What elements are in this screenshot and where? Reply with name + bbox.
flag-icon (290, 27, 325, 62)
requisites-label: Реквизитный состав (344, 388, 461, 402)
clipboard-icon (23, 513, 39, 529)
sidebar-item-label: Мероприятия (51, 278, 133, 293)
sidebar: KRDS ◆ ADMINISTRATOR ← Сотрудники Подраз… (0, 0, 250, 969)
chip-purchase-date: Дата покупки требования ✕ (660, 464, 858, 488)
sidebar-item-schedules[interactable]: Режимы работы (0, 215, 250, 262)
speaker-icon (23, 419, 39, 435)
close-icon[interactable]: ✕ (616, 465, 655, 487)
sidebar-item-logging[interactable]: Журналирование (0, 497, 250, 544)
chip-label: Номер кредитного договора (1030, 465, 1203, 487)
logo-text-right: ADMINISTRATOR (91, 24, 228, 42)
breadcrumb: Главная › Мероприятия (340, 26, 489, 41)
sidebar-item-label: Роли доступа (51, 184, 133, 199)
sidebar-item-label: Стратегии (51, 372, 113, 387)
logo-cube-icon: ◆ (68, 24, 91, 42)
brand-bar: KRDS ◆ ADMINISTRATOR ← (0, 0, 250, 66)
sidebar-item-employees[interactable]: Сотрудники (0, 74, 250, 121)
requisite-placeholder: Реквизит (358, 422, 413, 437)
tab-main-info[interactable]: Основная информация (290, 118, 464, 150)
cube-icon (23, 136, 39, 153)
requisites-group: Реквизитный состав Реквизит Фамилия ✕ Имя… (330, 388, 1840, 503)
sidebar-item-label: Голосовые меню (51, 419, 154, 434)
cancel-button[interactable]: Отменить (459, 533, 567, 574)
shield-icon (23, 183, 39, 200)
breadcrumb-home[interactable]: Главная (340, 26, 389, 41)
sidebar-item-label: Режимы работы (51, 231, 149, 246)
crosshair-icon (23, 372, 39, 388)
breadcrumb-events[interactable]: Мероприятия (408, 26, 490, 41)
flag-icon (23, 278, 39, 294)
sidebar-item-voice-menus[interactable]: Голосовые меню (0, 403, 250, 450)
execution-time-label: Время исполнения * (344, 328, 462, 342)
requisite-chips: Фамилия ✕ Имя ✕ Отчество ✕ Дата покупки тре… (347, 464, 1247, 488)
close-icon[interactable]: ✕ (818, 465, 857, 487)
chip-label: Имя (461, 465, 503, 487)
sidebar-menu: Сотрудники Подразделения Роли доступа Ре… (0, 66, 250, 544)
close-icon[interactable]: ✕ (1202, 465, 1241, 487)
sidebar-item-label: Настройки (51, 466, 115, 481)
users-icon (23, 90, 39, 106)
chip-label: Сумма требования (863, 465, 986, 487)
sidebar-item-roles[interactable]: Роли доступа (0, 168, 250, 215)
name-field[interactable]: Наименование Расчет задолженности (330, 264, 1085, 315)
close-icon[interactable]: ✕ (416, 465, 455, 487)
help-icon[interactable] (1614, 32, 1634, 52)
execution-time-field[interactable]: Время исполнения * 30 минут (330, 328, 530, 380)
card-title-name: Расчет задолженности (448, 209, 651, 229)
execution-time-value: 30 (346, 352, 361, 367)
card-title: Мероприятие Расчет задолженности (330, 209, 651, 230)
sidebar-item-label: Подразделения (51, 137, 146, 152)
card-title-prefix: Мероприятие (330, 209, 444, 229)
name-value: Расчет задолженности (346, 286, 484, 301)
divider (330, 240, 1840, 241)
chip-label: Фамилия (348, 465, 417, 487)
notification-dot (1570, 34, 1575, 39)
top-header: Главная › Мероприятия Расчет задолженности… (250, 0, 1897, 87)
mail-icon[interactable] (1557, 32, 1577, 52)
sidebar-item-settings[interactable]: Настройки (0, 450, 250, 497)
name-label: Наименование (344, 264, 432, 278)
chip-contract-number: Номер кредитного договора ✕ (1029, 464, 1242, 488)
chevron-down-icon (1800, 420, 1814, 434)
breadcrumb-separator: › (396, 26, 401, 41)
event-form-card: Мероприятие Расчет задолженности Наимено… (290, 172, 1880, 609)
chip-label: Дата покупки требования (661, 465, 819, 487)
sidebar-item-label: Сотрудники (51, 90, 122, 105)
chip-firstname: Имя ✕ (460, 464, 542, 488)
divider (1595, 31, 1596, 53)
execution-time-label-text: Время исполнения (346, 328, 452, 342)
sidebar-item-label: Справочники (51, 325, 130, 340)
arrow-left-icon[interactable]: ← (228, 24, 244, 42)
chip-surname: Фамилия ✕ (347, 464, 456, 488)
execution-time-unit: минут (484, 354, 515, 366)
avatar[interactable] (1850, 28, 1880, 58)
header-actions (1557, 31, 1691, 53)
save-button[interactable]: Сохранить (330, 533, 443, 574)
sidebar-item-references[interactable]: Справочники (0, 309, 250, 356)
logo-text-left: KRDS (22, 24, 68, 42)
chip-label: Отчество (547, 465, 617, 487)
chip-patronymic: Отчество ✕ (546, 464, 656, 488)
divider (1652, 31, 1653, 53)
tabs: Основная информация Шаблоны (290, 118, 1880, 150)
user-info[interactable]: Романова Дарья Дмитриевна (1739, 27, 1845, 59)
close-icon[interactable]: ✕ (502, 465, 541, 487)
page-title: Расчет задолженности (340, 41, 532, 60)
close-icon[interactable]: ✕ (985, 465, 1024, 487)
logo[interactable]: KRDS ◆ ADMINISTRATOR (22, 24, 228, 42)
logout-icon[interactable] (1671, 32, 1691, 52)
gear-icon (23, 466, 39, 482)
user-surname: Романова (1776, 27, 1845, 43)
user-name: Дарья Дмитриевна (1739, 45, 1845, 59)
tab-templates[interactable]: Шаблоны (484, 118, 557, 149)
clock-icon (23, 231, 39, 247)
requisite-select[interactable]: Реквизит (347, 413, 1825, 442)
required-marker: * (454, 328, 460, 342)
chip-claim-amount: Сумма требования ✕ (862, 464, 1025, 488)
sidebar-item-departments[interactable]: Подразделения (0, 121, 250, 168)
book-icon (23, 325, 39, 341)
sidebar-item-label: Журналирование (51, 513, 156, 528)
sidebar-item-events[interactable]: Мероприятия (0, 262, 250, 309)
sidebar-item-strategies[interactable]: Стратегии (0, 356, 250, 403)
——————————
YOUR INSTRUCTIONS
Rewrite each line of the listing above as a numbered list, omitting any blank lines.

WORKED ANSWER
1. What elements are in this screenshot and where? Reply with name + bbox.
2. flag-icon (290, 27, 325, 62)
3. requisites-label: Реквизитный состав (344, 388, 461, 402)
4. clipboard-icon (23, 513, 39, 529)
5. sidebar-item-label: Мероприятия (51, 278, 133, 293)
6. sidebar: KRDS ◆ ADMINISTRATOR ← Сотрудники Подраз… (0, 0, 250, 969)
7. chip-purchase-date: Дата покупки требования ✕ (660, 464, 858, 488)
8. sidebar-item-schedules[interactable]: Режимы работы (0, 215, 250, 262)
9. speaker-icon (23, 419, 39, 435)
10. close-icon[interactable]: ✕ (616, 465, 655, 487)
11. sidebar-item-logging[interactable]: Журналирование (0, 497, 250, 544)
12. chip-label: Номер кредитного договора (1030, 465, 1203, 487)
13. logo-text-right: ADMINISTRATOR (91, 24, 228, 42)
14. breadcrumb: Главная › Мероприятия (340, 26, 489, 41)
15. sidebar-item-label: Роли доступа (51, 184, 133, 199)
16. sidebar-item-label: Стратегии (51, 372, 113, 387)
17. logo-cube-icon: ◆ (68, 24, 91, 42)
18. brand-bar: KRDS ◆ ADMINISTRATOR ← (0, 0, 250, 66)
19. sidebar-item-employees[interactable]: Сотрудники (0, 74, 250, 121)
20. requisite-placeholder: Реквизит (358, 422, 413, 437)
21. tab-main-info[interactable]: Основная информация (290, 118, 464, 150)
22. cube-icon (23, 136, 39, 153)
23. requisites-group: Реквизитный состав Реквизит Фамилия ✕ Имя… (330, 388, 1840, 503)
24. sidebar-item-label: Голосовые меню (51, 419, 154, 434)
25. cancel-button[interactable]: Отменить (459, 533, 567, 574)
26. shield-icon (23, 183, 39, 200)
27. breadcrumb-home[interactable]: Главная (340, 26, 389, 41)
28. sidebar-item-label: Режимы работы (51, 231, 149, 246)
29. crosshair-icon (23, 372, 39, 388)
30. breadcrumb-events[interactable]: Мероприятия (408, 26, 490, 41)
31. flag-icon (23, 278, 39, 294)
32. sidebar-item-voice-menus[interactable]: Голосовые меню (0, 403, 250, 450)
33. execution-time-label: Время исполнения * (344, 328, 462, 342)
34. requisite-chips: Фамилия ✕ Имя ✕ Отчество ✕ Дата покупки тре… (347, 464, 1247, 488)
35. close-icon[interactable]: ✕ (818, 465, 857, 487)
36. chip-label: Имя (461, 465, 503, 487)
37. sidebar-menu: Сотрудники Подразделения Роли доступа Ре… (0, 66, 250, 544)
38. close-icon[interactable]: ✕ (1202, 465, 1241, 487)
39. sidebar-item-label: Настройки (51, 466, 115, 481)
40. users-icon (23, 90, 39, 106)
41. chip-label: Сумма требования (863, 465, 986, 487)
42. sidebar-item-roles[interactable]: Роли доступа (0, 168, 250, 215)
43. name-field[interactable]: Наименование Расчет задолженности (330, 264, 1085, 315)
44. close-icon[interactable]: ✕ (416, 465, 455, 487)
45. help-icon[interactable] (1614, 32, 1634, 52)
46. execution-time-field[interactable]: Время исполнения * 30 минут (330, 328, 530, 380)
47. card-title-name: Расчет задолженности (448, 209, 651, 229)
48. execution-time-value: 30 (346, 352, 361, 367)
49. card-title: Мероприятие Расчет задолженности (330, 209, 651, 230)
50. sidebar-item-label: Подразделения (51, 137, 146, 152)
51. card-title-prefix: Мероприятие (330, 209, 444, 229)
52. name-value: Расчет задолженности (346, 286, 484, 301)
53. divider (330, 240, 1840, 241)
54. chip-label: Фамилия (348, 465, 417, 487)
55. notification-dot (1570, 34, 1575, 39)
56. top-header: Главная › Мероприятия Расчет задолженности… (250, 0, 1897, 87)
57. mail-icon[interactable] (1557, 32, 1577, 52)
58. sidebar-item-settings[interactable]: Настройки (0, 450, 250, 497)
59. name-label: Наименование (344, 264, 432, 278)
60. chip-contract-number: Номер кредитного договора ✕ (1029, 464, 1242, 488)
61. chevron-down-icon (1800, 420, 1814, 434)
62. breadcrumb-separator: › (396, 26, 401, 41)
63. event-form-card: Мероприятие Расчет задолженности Наимено… (290, 172, 1880, 609)
64. chip-label: Дата покупки требования (661, 465, 819, 487)
65. sidebar-item-label: Сотрудники (51, 90, 122, 105)
66. chip-firstname: Имя ✕ (460, 464, 542, 488)
67. divider (1595, 31, 1596, 53)
68. execution-time-label-text: Время исполнения (346, 328, 452, 342)
69. sidebar-item-label: Справочники (51, 325, 130, 340)
70. arrow-left-icon[interactable]: ← (228, 24, 244, 42)
71. chip-surname: Фамилия ✕ (347, 464, 456, 488)
72. execution-time-unit: минут (484, 354, 515, 366)
73. avatar[interactable] (1850, 28, 1880, 58)
74. header-actions (1557, 31, 1691, 53)
75. save-button[interactable]: Сохранить (330, 533, 443, 574)
76. sidebar-item-references[interactable]: Справочники (0, 309, 250, 356)
77. logo-text-left: KRDS (22, 24, 68, 42)
78. chip-label: Отчество (547, 465, 617, 487)
79. chip-patronymic: Отчество ✕ (546, 464, 656, 488)
80. divider (1652, 31, 1653, 53)
81. tabs: Основная информация Шаблоны (290, 118, 1880, 150)
82. user-info[interactable]: Романова Дарья Дмитриевна (1739, 27, 1845, 59)
83. close-icon[interactable]: ✕ (502, 465, 541, 487)
84. page-title: Расчет задолженности (340, 41, 532, 60)
85. close-icon[interactable]: ✕ (985, 465, 1024, 487)
86. logo[interactable]: KRDS ◆ ADMINISTRATOR (22, 24, 228, 42)
87. logout-icon[interactable] (1671, 32, 1691, 52)
88. gear-icon (23, 466, 39, 482)
89. user-surname: Романова (1776, 27, 1845, 43)
90. user-name: Дарья Дмитриевна (1739, 45, 1845, 59)
91. tab-templates[interactable]: Шаблоны (484, 118, 557, 149)
92. clock-icon (23, 231, 39, 247)
93. requisite-select[interactable]: Реквизит (347, 413, 1825, 442)
94. required-marker: * (454, 328, 460, 342)
95. chip-claim-amount: Сумма требования ✕ (862, 464, 1025, 488)
96. sidebar-item-departments[interactable]: Подразделения (0, 121, 250, 168)
97. book-icon (23, 325, 39, 341)
98. sidebar-item-label: Журналирование (51, 513, 156, 528)
99. sidebar-item-events[interactable]: Мероприятия (0, 262, 250, 309)
100. sidebar-item-strategies[interactable]: Стратегии (0, 356, 250, 403)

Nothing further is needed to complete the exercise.